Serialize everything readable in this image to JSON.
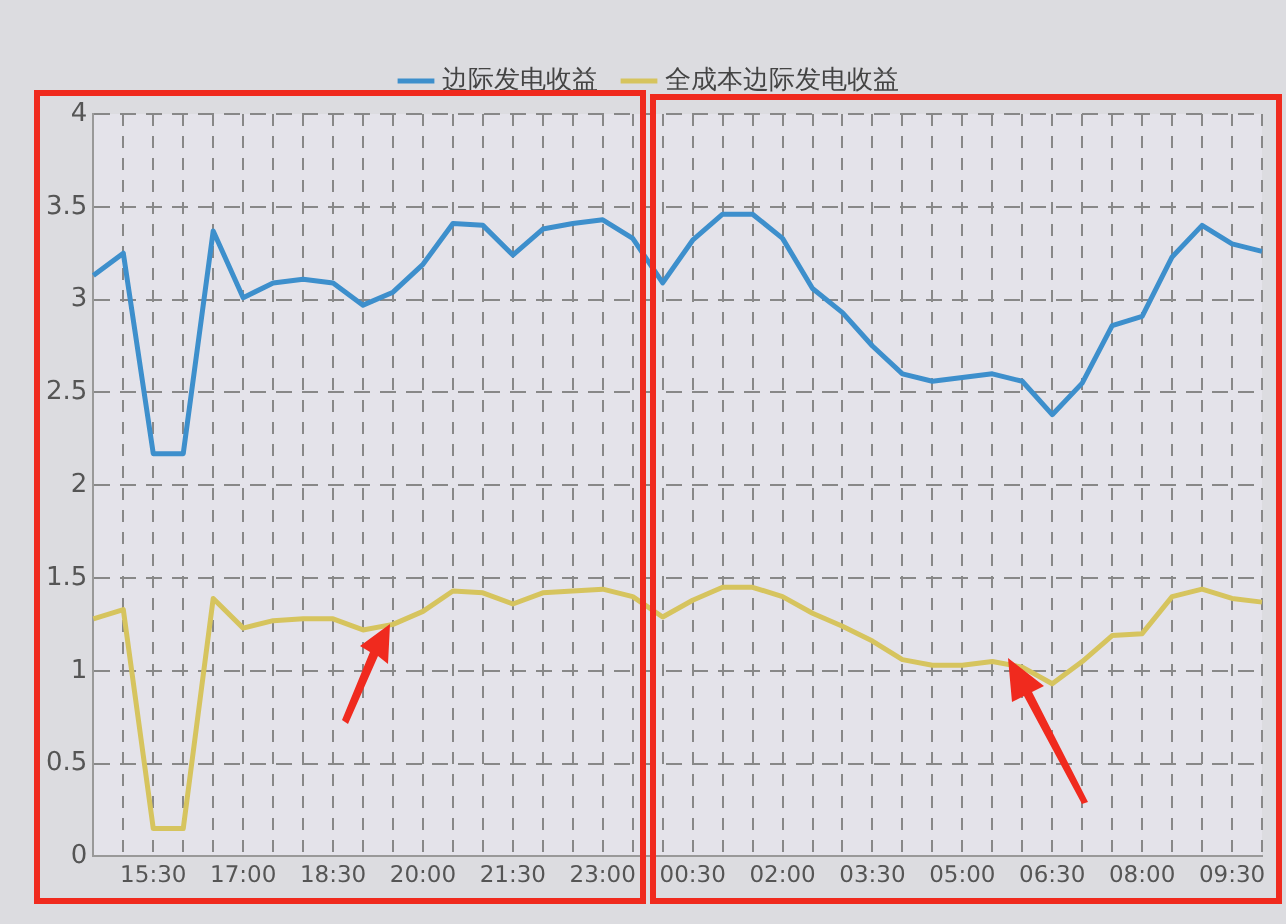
{
  "chart_data": {
    "type": "line",
    "categories": [
      null,
      null,
      "15:30",
      null,
      null,
      "17:00",
      null,
      null,
      "18:30",
      null,
      null,
      "20:00",
      null,
      null,
      "21:30",
      null,
      null,
      "23:00",
      null,
      null,
      "00:30",
      null,
      null,
      "02:00",
      null,
      null,
      "03:30",
      null,
      null,
      "05:00",
      null,
      null,
      "06:30",
      null,
      null,
      "08:00",
      null,
      null,
      "09:30",
      null
    ],
    "series": [
      {
        "name": "边际发电收益",
        "color": "#3d8fcc",
        "values": [
          3.13,
          3.25,
          2.17,
          2.17,
          3.37,
          3.01,
          3.09,
          3.11,
          3.09,
          2.97,
          3.04,
          3.19,
          3.41,
          3.4,
          3.24,
          3.38,
          3.41,
          3.43,
          3.33,
          3.09,
          3.32,
          3.46,
          3.46,
          3.33,
          3.06,
          2.93,
          2.75,
          2.6,
          2.56,
          2.58,
          2.6,
          2.56,
          2.38,
          2.55,
          2.86,
          2.91,
          3.23,
          3.4,
          3.3,
          3.26
        ]
      },
      {
        "name": "全成本边际发电收益",
        "color": "#d6c45e",
        "values": [
          1.28,
          1.33,
          0.15,
          0.15,
          1.39,
          1.23,
          1.27,
          1.28,
          1.28,
          1.22,
          1.25,
          1.32,
          1.43,
          1.42,
          1.36,
          1.42,
          1.43,
          1.44,
          1.4,
          1.29,
          1.38,
          1.45,
          1.45,
          1.4,
          1.31,
          1.24,
          1.16,
          1.06,
          1.03,
          1.03,
          1.05,
          1.02,
          0.93,
          1.05,
          1.19,
          1.2,
          1.4,
          1.44,
          1.39,
          1.37
        ]
      }
    ],
    "ylim": [
      0,
      4
    ],
    "yticks": [
      0,
      0.5,
      1,
      1.5,
      2,
      2.5,
      3,
      3.5,
      4
    ],
    "grid": true,
    "legend": "top",
    "marker": "none",
    "line_style": "solid"
  }
}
....................
SHORT TASK. Transcribe all of the material exactly, leaving out whatever pictures it contains.

COMPLETE OUTPUT.
Serialize everything readable in this image to JSON.
{
  "chart_data": {
    "type": "line",
    "categories": [
      null,
      null,
      "15:30",
      null,
      null,
      "17:00",
      null,
      null,
      "18:30",
      null,
      null,
      "20:00",
      null,
      null,
      "21:30",
      null,
      null,
      "23:00",
      null,
      null,
      "00:30",
      null,
      null,
      "02:00",
      null,
      null,
      "03:30",
      null,
      null,
      "05:00",
      null,
      null,
      "06:30",
      null,
      null,
      "08:00",
      null,
      null,
      "09:30",
      null
    ],
    "series": [
      {
        "name": "边际发电收益",
        "color": "#3d8fcc",
        "values": [
          3.13,
          3.25,
          2.17,
          2.17,
          3.37,
          3.01,
          3.09,
          3.11,
          3.09,
          2.97,
          3.04,
          3.19,
          3.41,
          3.4,
          3.24,
          3.38,
          3.41,
          3.43,
          3.33,
          3.09,
          3.32,
          3.46,
          3.46,
          3.33,
          3.06,
          2.93,
          2.75,
          2.6,
          2.56,
          2.58,
          2.6,
          2.56,
          2.38,
          2.55,
          2.86,
          2.91,
          3.23,
          3.4,
          3.3,
          3.26
        ]
      },
      {
        "name": "全成本边际发电收益",
        "color": "#d6c45e",
        "values": [
          1.28,
          1.33,
          0.15,
          0.15,
          1.39,
          1.23,
          1.27,
          1.28,
          1.28,
          1.22,
          1.25,
          1.32,
          1.43,
          1.42,
          1.36,
          1.42,
          1.43,
          1.44,
          1.4,
          1.29,
          1.38,
          1.45,
          1.45,
          1.4,
          1.31,
          1.24,
          1.16,
          1.06,
          1.03,
          1.03,
          1.05,
          1.02,
          0.93,
          1.05,
          1.19,
          1.2,
          1.4,
          1.44,
          1.39,
          1.37
        ]
      }
    ],
    "ylim": [
      0,
      4
    ],
    "yticks": [
      0,
      0.5,
      1,
      1.5,
      2,
      2.5,
      3,
      3.5,
      4
    ],
    "grid": true,
    "legend": "top",
    "marker": "none",
    "line_style": "solid"
  }
}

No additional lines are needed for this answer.